--- Kutipan Teks ---
---

Sidang ke 11—keterangan saksi
PN Siak, Selasa, 3 November 2020—Majelis Hakim Acep Sopian Sauri, Pebrina Permata Sari dan Farhan Mufti Akbar, memimpin sidang pidana lingkungan hidup, terdakwa PT Gelora Sawita Makmur (GSM) diwakili Direktur Utama Ho Hariaty dan PT Wana Sawit Subur Indah (WSSI) diwakili Direktur Desi binti Sutopo.
Penuntut Umum Kejari Siak Vegi Fernandez, mestinya, menghadirkan Ahli Pidana Korporasi Alvi Syahrin, namun yang bersangkutan berhalangan, sehingga Vegi menyudahi pemeriksaan ahli hari itu dan merasa cukup untuk pembuktian. Selanjutnya, majelis memeriksa Ho Harity dan Desi. Keduanya juga saling bersaksi.
Desi binti Sutopo
Dia banyak tidak tahu dan paham mengenai kebakaran di kebun WSSI, termasuk tanggungjawab perusahaan dalam mengelola kebun sawit. Sebelum kebakaran, dia tidak menjabat dan bekerja di WSSI. Dia ditunjuk sebagai direktur, Februari 2020 atau setelah kebakaran 19 Juli-26 Agustus 2019.

---

--- Data Terdaftar ---
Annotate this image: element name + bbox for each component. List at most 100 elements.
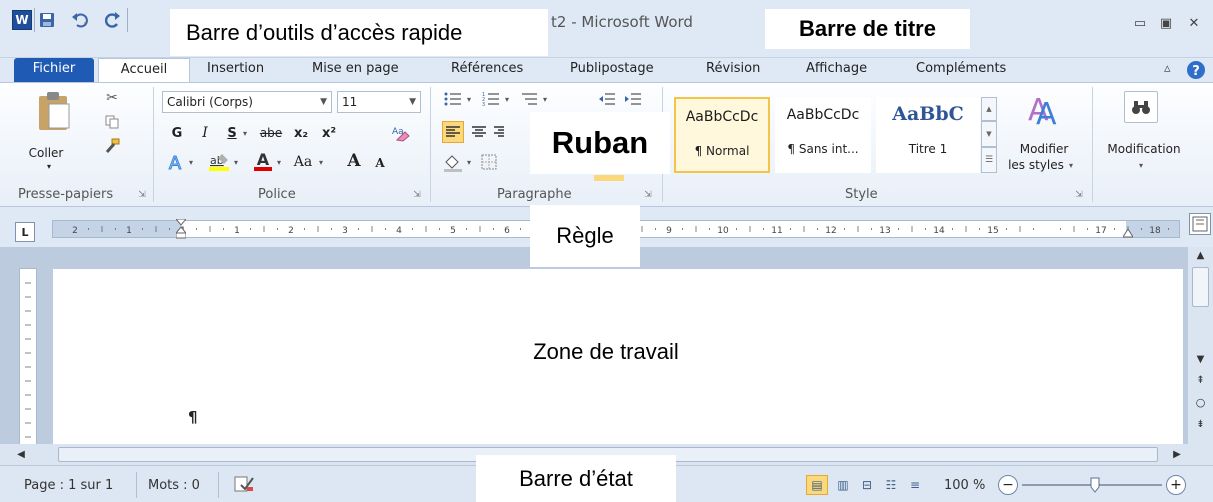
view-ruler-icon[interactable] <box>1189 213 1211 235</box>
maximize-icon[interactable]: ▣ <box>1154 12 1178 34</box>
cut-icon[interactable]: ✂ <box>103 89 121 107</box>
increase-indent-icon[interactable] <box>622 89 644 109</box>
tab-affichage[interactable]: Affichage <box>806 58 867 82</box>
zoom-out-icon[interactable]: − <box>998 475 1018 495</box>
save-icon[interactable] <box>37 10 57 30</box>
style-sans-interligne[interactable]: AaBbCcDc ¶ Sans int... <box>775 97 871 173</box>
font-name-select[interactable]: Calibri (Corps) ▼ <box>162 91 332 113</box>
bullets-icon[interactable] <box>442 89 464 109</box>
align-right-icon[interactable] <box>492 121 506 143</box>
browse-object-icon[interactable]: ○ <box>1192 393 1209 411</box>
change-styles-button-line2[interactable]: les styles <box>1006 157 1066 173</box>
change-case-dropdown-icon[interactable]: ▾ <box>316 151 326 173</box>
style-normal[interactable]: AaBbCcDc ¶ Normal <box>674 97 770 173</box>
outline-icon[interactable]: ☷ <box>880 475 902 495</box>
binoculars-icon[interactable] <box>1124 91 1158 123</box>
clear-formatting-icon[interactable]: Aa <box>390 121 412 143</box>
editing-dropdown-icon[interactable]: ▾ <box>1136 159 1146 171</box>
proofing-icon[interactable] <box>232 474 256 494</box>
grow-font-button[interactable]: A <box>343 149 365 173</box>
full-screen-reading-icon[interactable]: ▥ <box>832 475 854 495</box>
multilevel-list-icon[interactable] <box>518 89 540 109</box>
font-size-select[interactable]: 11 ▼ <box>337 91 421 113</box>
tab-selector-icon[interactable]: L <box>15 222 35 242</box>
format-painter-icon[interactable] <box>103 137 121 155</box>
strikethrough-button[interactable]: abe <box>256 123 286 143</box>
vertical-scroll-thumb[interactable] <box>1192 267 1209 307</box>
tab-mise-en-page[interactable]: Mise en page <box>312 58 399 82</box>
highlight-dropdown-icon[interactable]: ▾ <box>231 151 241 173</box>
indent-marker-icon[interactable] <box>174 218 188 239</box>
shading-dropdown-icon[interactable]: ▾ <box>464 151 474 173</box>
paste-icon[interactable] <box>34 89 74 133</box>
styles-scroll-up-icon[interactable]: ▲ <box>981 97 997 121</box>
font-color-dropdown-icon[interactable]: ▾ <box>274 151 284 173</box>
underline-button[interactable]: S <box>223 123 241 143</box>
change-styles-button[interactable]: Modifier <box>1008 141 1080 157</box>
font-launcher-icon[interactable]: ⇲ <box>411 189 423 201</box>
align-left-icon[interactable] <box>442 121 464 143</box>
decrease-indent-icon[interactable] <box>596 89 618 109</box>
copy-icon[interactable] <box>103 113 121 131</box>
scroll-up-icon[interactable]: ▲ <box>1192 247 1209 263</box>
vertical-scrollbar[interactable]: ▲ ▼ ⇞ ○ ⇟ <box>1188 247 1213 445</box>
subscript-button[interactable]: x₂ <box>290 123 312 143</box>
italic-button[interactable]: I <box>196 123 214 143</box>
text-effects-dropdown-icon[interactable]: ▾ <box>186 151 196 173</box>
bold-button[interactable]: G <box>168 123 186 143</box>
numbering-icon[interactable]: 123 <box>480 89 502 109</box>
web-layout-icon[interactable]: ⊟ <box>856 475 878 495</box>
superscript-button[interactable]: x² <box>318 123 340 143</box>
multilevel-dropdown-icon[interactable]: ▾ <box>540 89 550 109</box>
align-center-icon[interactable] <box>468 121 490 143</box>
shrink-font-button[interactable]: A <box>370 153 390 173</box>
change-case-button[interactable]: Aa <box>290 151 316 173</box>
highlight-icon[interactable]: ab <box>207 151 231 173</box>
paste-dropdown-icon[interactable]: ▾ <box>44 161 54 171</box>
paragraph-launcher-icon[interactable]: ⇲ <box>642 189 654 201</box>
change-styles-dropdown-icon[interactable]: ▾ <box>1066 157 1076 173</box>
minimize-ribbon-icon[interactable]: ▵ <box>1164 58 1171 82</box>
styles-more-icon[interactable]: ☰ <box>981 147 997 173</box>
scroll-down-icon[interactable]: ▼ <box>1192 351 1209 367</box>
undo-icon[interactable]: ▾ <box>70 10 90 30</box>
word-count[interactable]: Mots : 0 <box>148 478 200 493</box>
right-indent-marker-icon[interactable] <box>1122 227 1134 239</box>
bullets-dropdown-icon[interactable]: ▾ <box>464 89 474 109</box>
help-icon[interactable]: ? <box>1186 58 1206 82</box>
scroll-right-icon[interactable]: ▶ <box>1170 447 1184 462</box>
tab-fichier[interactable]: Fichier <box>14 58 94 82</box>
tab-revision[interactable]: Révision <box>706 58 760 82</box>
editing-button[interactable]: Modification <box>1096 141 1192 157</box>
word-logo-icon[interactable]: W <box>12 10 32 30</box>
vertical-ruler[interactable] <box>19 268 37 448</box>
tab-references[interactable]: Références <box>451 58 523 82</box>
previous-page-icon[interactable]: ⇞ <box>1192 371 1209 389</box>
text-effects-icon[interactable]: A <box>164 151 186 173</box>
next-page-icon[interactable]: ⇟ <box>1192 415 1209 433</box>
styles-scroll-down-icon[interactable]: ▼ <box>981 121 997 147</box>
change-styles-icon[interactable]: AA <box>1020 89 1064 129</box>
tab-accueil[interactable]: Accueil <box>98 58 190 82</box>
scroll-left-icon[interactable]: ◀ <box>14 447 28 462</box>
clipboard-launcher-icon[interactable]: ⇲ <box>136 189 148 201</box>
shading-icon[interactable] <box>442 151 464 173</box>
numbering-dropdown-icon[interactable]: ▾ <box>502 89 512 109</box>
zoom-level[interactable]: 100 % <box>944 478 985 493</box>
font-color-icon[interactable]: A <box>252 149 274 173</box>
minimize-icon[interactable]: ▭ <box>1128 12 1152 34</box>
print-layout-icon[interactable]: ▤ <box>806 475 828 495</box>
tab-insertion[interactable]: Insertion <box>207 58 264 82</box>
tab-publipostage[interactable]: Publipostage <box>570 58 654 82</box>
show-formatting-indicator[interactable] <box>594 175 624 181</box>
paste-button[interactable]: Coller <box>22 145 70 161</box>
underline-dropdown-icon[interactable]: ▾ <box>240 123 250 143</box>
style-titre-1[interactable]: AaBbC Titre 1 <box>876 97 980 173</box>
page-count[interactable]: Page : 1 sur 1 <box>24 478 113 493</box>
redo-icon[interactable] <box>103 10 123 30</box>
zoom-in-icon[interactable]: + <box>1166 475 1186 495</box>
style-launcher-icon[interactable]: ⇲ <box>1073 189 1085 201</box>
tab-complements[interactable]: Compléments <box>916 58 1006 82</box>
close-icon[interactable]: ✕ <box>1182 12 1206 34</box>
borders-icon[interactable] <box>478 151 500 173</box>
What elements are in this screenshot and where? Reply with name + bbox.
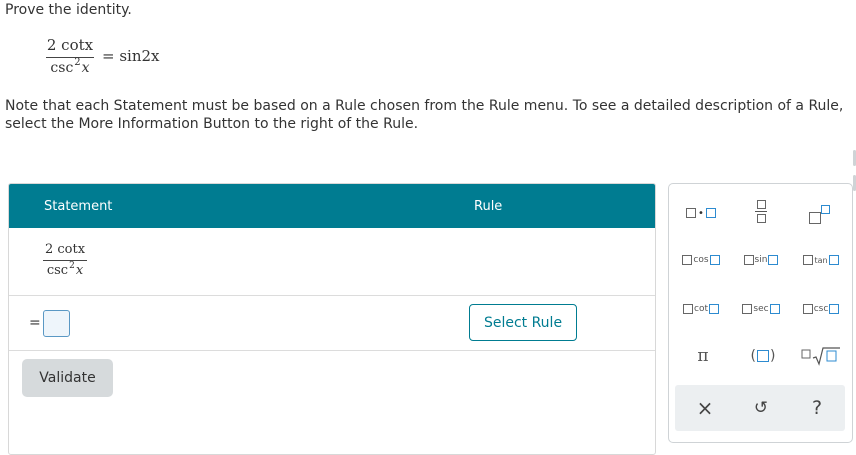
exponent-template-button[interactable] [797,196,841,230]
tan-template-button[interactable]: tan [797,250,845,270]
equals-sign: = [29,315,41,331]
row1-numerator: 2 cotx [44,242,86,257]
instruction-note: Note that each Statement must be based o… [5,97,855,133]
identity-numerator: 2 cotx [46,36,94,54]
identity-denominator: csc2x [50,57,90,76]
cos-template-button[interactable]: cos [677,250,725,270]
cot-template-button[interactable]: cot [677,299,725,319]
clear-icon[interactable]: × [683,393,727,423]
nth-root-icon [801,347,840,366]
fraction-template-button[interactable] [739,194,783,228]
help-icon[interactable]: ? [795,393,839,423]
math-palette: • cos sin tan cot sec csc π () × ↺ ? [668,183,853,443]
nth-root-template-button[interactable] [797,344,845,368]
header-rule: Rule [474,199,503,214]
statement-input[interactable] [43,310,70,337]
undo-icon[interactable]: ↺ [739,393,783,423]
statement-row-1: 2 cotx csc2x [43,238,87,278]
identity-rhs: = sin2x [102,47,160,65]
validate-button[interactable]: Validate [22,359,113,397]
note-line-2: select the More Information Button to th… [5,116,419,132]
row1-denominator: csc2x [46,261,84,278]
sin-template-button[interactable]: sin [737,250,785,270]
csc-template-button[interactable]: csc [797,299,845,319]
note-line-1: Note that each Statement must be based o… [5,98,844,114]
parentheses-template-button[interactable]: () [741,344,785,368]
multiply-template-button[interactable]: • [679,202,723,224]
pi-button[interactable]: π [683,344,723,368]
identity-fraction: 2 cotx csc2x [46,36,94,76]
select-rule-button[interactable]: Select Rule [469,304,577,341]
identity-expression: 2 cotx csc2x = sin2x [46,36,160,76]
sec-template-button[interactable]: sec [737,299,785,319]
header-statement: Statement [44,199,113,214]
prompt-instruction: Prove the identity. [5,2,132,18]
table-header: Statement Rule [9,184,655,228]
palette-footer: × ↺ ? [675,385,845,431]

---

--- Tugas ---
**a.** Menurut laporan sidang tersebut, kapan Desi binti Sutopo ditunjuk sebagai direktur WSSI?
**b.** Tunjukkan setiap baris pada daftar yang memuat kata "elements".

--- Jawaban Tugas ---
**a.** Februari 2020, setelah kebakaran 19 Juli–26 Agustus 2019.

**b.**
Annotate this image: element name + bbox for each component. List at most 100 elements.
What elements are in this screenshot and where? Reply with name + bbox.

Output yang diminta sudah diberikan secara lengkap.